BRIEF>
Write out the data below exactly as given, without any of its pictures.

DATA SUPPLIED>
──────────────────────────────

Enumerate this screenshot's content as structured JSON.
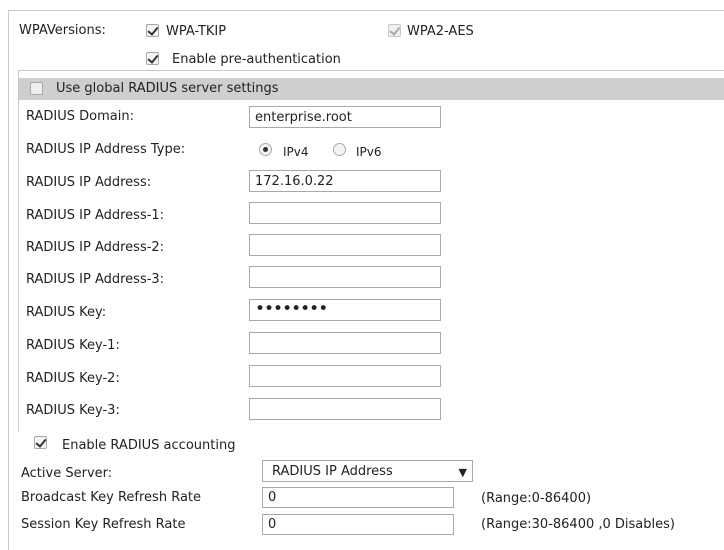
{
  "wpa": {
    "versions_label": "WPAVersions:",
    "tkip_label": "WPA-TKIP",
    "tkip_checked": true,
    "aes_label": "WPA2-AES",
    "aes_checked": true,
    "aes_disabled": true,
    "preauth_label": "Enable pre-authentication",
    "preauth_checked": true
  },
  "radius": {
    "global_label": "Use global RADIUS server settings",
    "global_checked": false,
    "domain_label": "RADIUS Domain:",
    "domain_value": "enterprise.root",
    "ip_type_label": "RADIUS IP Address Type:",
    "ipv4_label": "IPv4",
    "ipv6_label": "IPv6",
    "ip_type_selected": "IPv4",
    "ip_label": "RADIUS IP Address:",
    "ip_value": "172.16.0.22",
    "ip1_label": "RADIUS IP Address-1:",
    "ip1_value": "",
    "ip2_label": "RADIUS IP Address-2:",
    "ip2_value": "",
    "ip3_label": "RADIUS IP Address-3:",
    "ip3_value": "",
    "key_label": "RADIUS Key:",
    "key_value": "••••••••",
    "key1_label": "RADIUS Key-1:",
    "key1_value": "",
    "key2_label": "RADIUS Key-2:",
    "key2_value": "",
    "key3_label": "RADIUS Key-3:",
    "key3_value": "",
    "accounting_label": "Enable RADIUS accounting",
    "accounting_checked": true
  },
  "server": {
    "active_label": "Active Server:",
    "active_value": "RADIUS IP Address",
    "broadcast_label": "Broadcast Key Refresh Rate",
    "broadcast_value": "0",
    "broadcast_range": "(Range:0-86400)",
    "session_label": "Session Key Refresh Rate",
    "session_value": "0",
    "session_range": "(Range:30-86400 ,0 Disables)"
  }
}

──────────────────────────────

SOLUTION FOR THIS PROBLEM>
Enumerate this screenshot's content as structured JSON.
{
  "wpa": {
    "versions_label": "WPAVersions:",
    "tkip_label": "WPA-TKIP",
    "tkip_checked": true,
    "aes_label": "WPA2-AES",
    "aes_checked": true,
    "aes_disabled": true,
    "preauth_label": "Enable pre-authentication",
    "preauth_checked": true
  },
  "radius": {
    "global_label": "Use global RADIUS server settings",
    "global_checked": false,
    "domain_label": "RADIUS Domain:",
    "domain_value": "enterprise.root",
    "ip_type_label": "RADIUS IP Address Type:",
    "ipv4_label": "IPv4",
    "ipv6_label": "IPv6",
    "ip_type_selected": "IPv4",
    "ip_label": "RADIUS IP Address:",
    "ip_value": "172.16.0.22",
    "ip1_label": "RADIUS IP Address-1:",
    "ip1_value": "",
    "ip2_label": "RADIUS IP Address-2:",
    "ip2_value": "",
    "ip3_label": "RADIUS IP Address-3:",
    "ip3_value": "",
    "key_label": "RADIUS Key:",
    "key_value": "••••••••",
    "key1_label": "RADIUS Key-1:",
    "key1_value": "",
    "key2_label": "RADIUS Key-2:",
    "key2_value": "",
    "key3_label": "RADIUS Key-3:",
    "key3_value": "",
    "accounting_label": "Enable RADIUS accounting",
    "accounting_checked": true
  },
  "server": {
    "active_label": "Active Server:",
    "active_value": "RADIUS IP Address",
    "broadcast_label": "Broadcast Key Refresh Rate",
    "broadcast_value": "0",
    "broadcast_range": "(Range:0-86400)",
    "session_label": "Session Key Refresh Rate",
    "session_value": "0",
    "session_range": "(Range:30-86400 ,0 Disables)"
  }
}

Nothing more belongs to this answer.